_OBJECTIVE_
Retype each record below word for word. Leave the pictures out.

_RECORDS SUPPLIED_
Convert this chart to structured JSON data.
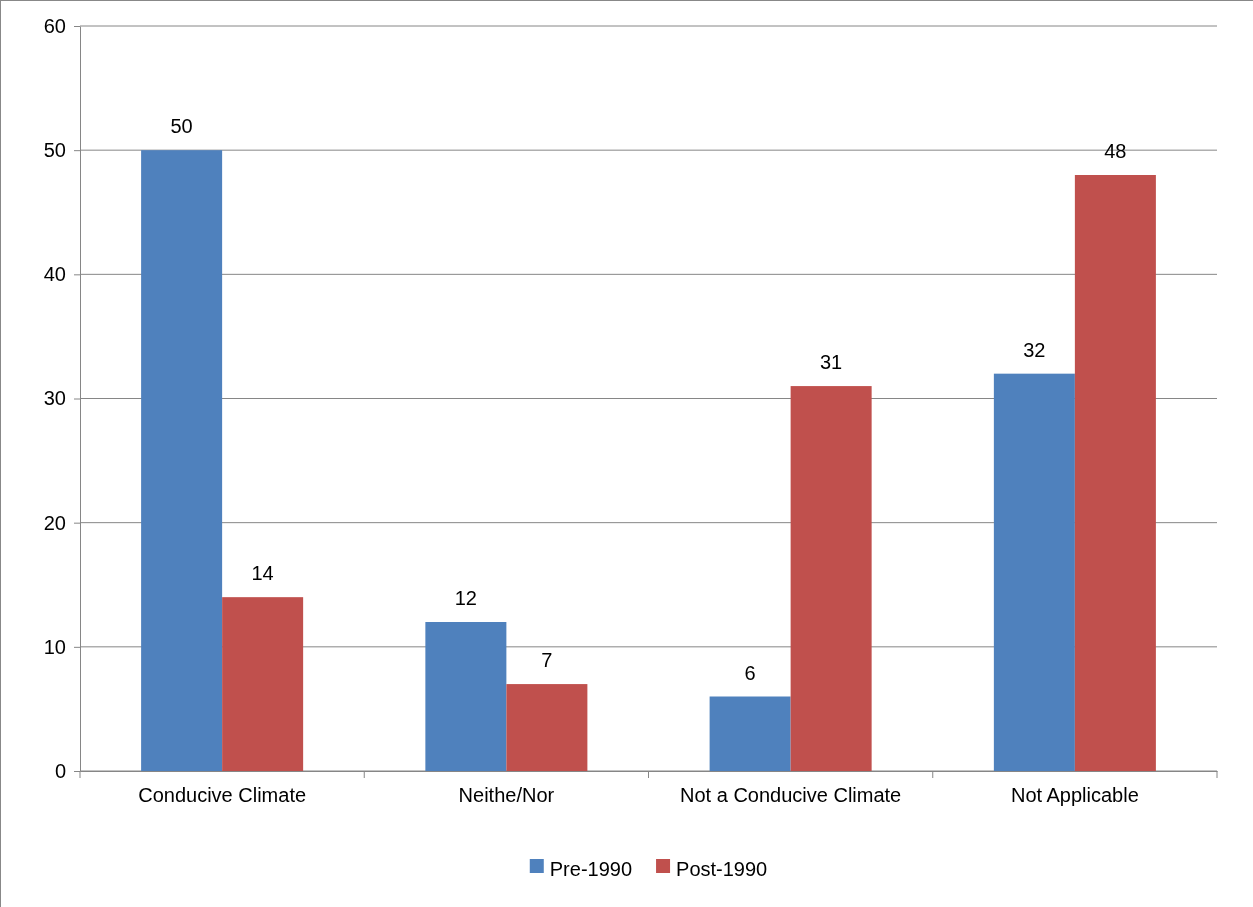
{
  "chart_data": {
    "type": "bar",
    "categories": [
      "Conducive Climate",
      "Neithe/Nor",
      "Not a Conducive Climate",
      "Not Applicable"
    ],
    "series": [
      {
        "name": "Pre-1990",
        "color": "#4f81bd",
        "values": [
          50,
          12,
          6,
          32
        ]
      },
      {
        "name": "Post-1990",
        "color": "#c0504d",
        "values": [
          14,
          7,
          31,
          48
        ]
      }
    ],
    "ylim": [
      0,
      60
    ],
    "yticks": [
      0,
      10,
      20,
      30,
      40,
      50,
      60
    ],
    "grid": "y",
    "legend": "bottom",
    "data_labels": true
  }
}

_ANSWER BELOW_
Convert this chart to structured JSON data.
{
  "chart_data": {
    "type": "bar",
    "categories": [
      "Conducive Climate",
      "Neithe/Nor",
      "Not a Conducive Climate",
      "Not Applicable"
    ],
    "series": [
      {
        "name": "Pre-1990",
        "color": "#4f81bd",
        "values": [
          50,
          12,
          6,
          32
        ]
      },
      {
        "name": "Post-1990",
        "color": "#c0504d",
        "values": [
          14,
          7,
          31,
          48
        ]
      }
    ],
    "ylim": [
      0,
      60
    ],
    "yticks": [
      0,
      10,
      20,
      30,
      40,
      50,
      60
    ],
    "grid": "y",
    "legend": "bottom",
    "data_labels": true
  }
}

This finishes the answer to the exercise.